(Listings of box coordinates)
::::::

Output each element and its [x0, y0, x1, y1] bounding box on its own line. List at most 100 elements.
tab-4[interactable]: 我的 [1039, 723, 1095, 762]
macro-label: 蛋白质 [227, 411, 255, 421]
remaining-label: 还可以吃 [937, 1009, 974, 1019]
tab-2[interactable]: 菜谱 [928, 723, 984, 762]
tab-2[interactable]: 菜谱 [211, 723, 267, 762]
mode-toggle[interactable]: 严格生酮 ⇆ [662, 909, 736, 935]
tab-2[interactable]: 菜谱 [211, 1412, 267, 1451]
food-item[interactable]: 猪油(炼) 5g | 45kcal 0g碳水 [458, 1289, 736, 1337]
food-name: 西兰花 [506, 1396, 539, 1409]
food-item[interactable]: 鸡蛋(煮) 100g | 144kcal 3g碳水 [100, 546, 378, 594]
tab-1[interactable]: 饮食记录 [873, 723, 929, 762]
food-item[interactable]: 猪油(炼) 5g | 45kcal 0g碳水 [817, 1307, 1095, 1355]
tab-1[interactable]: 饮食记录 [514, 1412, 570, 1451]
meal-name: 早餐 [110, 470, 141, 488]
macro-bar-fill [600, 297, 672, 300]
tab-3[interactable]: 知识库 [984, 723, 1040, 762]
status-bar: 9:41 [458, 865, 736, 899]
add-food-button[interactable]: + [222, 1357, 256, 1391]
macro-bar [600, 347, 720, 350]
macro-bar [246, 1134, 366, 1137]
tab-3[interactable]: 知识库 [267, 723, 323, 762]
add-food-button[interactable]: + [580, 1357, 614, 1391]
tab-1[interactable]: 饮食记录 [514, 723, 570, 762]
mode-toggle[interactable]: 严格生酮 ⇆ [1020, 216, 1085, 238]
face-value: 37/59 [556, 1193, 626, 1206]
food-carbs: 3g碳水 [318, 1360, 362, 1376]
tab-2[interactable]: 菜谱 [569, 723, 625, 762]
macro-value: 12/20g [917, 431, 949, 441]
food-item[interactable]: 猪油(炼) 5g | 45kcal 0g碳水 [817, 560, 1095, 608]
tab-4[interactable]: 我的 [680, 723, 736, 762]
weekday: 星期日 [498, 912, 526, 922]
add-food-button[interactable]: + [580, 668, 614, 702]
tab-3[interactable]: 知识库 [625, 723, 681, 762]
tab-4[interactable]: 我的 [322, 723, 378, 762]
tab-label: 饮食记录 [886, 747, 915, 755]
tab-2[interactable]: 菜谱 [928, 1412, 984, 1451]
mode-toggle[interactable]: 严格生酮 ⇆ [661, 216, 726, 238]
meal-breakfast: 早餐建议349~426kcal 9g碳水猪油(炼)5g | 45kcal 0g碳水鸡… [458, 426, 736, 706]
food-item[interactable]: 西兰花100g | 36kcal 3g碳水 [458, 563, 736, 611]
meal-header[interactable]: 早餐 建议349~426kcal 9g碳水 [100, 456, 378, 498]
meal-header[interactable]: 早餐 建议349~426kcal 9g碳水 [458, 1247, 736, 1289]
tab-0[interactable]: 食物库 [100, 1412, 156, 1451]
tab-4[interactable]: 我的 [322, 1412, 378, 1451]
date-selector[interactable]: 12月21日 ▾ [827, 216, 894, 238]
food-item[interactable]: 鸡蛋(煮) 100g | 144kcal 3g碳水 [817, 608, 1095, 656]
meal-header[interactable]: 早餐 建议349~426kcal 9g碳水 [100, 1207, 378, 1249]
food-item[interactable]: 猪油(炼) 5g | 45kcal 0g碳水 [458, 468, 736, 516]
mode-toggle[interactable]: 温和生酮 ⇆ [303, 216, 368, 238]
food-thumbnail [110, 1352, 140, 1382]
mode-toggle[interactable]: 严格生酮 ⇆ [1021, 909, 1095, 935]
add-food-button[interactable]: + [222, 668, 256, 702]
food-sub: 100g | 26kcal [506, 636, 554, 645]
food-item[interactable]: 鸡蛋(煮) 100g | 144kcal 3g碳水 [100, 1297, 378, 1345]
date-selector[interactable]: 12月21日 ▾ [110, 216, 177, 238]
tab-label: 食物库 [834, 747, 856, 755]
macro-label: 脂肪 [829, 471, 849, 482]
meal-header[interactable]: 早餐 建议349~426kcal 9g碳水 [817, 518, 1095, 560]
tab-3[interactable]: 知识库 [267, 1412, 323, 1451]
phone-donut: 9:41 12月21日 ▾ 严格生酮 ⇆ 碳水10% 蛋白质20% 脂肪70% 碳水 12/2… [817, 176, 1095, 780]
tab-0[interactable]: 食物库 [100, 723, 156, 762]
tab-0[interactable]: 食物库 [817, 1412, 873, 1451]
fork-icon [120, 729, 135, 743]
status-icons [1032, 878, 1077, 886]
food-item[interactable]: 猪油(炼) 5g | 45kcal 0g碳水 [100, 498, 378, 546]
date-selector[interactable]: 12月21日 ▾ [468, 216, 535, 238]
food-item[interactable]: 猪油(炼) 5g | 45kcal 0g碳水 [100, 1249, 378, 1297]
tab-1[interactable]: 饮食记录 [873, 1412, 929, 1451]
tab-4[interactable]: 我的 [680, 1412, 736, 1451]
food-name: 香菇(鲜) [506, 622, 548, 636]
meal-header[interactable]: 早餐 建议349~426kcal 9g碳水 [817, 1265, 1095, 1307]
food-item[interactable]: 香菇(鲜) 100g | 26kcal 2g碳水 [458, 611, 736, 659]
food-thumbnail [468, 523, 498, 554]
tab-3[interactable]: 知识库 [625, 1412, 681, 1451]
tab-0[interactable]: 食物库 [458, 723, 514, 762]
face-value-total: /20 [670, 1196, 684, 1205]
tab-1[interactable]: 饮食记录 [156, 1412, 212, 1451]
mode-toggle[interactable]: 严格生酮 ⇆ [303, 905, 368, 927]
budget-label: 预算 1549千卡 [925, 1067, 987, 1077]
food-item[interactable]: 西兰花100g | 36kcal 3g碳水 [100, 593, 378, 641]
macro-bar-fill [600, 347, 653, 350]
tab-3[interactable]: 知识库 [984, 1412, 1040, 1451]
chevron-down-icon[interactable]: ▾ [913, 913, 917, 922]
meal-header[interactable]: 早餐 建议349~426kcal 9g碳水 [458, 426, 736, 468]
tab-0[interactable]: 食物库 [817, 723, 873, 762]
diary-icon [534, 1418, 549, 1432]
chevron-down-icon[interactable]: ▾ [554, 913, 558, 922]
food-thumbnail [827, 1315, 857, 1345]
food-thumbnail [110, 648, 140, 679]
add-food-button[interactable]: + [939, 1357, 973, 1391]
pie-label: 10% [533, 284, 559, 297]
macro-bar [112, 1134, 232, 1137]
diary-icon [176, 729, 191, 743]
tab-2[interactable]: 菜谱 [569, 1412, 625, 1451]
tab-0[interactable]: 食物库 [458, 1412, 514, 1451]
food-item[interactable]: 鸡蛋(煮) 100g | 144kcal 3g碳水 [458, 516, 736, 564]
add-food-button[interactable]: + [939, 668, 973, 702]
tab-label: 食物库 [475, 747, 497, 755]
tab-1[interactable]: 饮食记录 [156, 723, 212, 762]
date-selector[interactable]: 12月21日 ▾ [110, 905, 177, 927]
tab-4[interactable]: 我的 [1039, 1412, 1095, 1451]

::::::

Stated task => Copy out the items above word for word, from the very first line through the line containing "meal-breakfast: 早餐建议349~426kcal 9g碳水猪油(炼)5g", with both of those lines included.

Response =>
Output each element and its [x0, y0, x1, y1] bounding box on its own line. List at most 100 elements.
tab-4[interactable]: 我的 [1039, 723, 1095, 762]
macro-label: 蛋白质 [227, 411, 255, 421]
remaining-label: 还可以吃 [937, 1009, 974, 1019]
tab-2[interactable]: 菜谱 [928, 723, 984, 762]
tab-2[interactable]: 菜谱 [211, 723, 267, 762]
mode-toggle[interactable]: 严格生酮 ⇆ [662, 909, 736, 935]
tab-2[interactable]: 菜谱 [211, 1412, 267, 1451]
food-item[interactable]: 猪油(炼) 5g | 45kcal 0g碳水 [458, 1289, 736, 1337]
food-name: 西兰花 [506, 1396, 539, 1409]
food-item[interactable]: 鸡蛋(煮) 100g | 144kcal 3g碳水 [100, 546, 378, 594]
tab-1[interactable]: 饮食记录 [873, 723, 929, 762]
food-item[interactable]: 猪油(炼) 5g | 45kcal 0g碳水 [817, 1307, 1095, 1355]
tab-1[interactable]: 饮食记录 [514, 1412, 570, 1451]
meal-name: 早餐 [110, 470, 141, 488]
macro-bar-fill [600, 297, 672, 300]
tab-3[interactable]: 知识库 [984, 723, 1040, 762]
status-bar: 9:41 [458, 865, 736, 899]
add-food-button[interactable]: + [222, 1357, 256, 1391]
macro-bar [600, 347, 720, 350]
macro-bar [246, 1134, 366, 1137]
tab-3[interactable]: 知识库 [267, 723, 323, 762]
add-food-button[interactable]: + [580, 1357, 614, 1391]
tab-1[interactable]: 饮食记录 [514, 723, 570, 762]
mode-toggle[interactable]: 严格生酮 ⇆ [1020, 216, 1085, 238]
face-value: 37/59 [556, 1193, 626, 1206]
food-carbs: 3g碳水 [318, 1360, 362, 1376]
tab-2[interactable]: 菜谱 [569, 723, 625, 762]
macro-value: 12/20g [917, 431, 949, 441]
food-item[interactable]: 猪油(炼) 5g | 45kcal 0g碳水 [817, 560, 1095, 608]
tab-4[interactable]: 我的 [680, 723, 736, 762]
weekday: 星期日 [498, 912, 526, 922]
add-food-button[interactable]: + [580, 668, 614, 702]
tab-3[interactable]: 知识库 [625, 723, 681, 762]
tab-4[interactable]: 我的 [322, 723, 378, 762]
tab-label: 饮食记录 [886, 747, 915, 755]
tab-2[interactable]: 菜谱 [928, 1412, 984, 1451]
mode-toggle[interactable]: 严格生酮 ⇆ [661, 216, 726, 238]
meal-breakfast: 早餐建议349~426kcal 9g碳水猪油(炼)5g | 45kcal 0g碳水鸡… [458, 426, 736, 706]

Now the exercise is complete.